[Stored items from a collection]
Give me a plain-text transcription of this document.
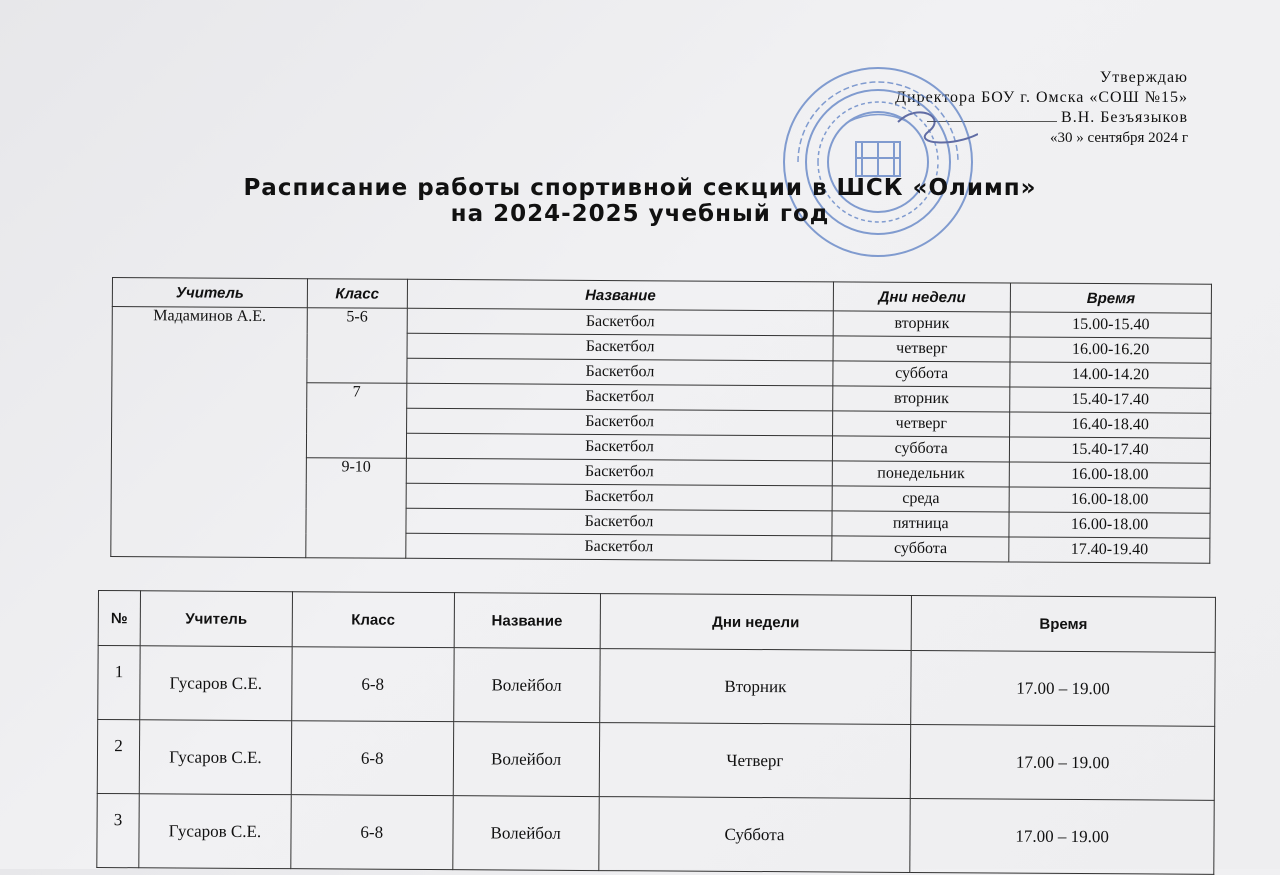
Утверждаю
Директора БОУ г. Омска «СОШ №15»
В.Н. Безъязыков
«30 » сентября 2024 г
Расписание работы спортивной секции в ШСК «Олимп»
на 2024-2025 учебный год
Учитель	Класс	Название	Дни недели	Время
Мадаминов А.Е.	5-6	Баскетбол	вторник	15.00-15.40
		Баскетбол	четверг	16.00-16.20
		Баскетбол	суббота	14.00-14.20
	7	Баскетбол	вторник	15.40-17.40
		Баскетбол	четверг	16.40-18.40
		Баскетбол	суббота	15.40-17.40
	9-10	Баскетбол	понедельник	16.00-18.00
		Баскетбол	среда	16.00-18.00
		Баскетбол	пятница	16.00-18.00
		Баскетбол	суббота	17.40-19.40
№	Учитель	Класс	Название	Дни недели	Время
1	Гусаров С.Е.	6-8	Волейбол	Вторник	17.00 – 19.00
2	Гусаров С.Е.	6-8	Волейбол	Четверг	17.00 – 19.00
3	Гусаров С.Е.	6-8	Волейбол	Суббота	17.00 – 19.00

_Problem statement_. Which lines above contain the word "Время"? Copy each of them.

_Exercise output_.
Учитель	Класс	Название	Дни недели	Время
№	Учитель	Класс	Название	Дни недели	Время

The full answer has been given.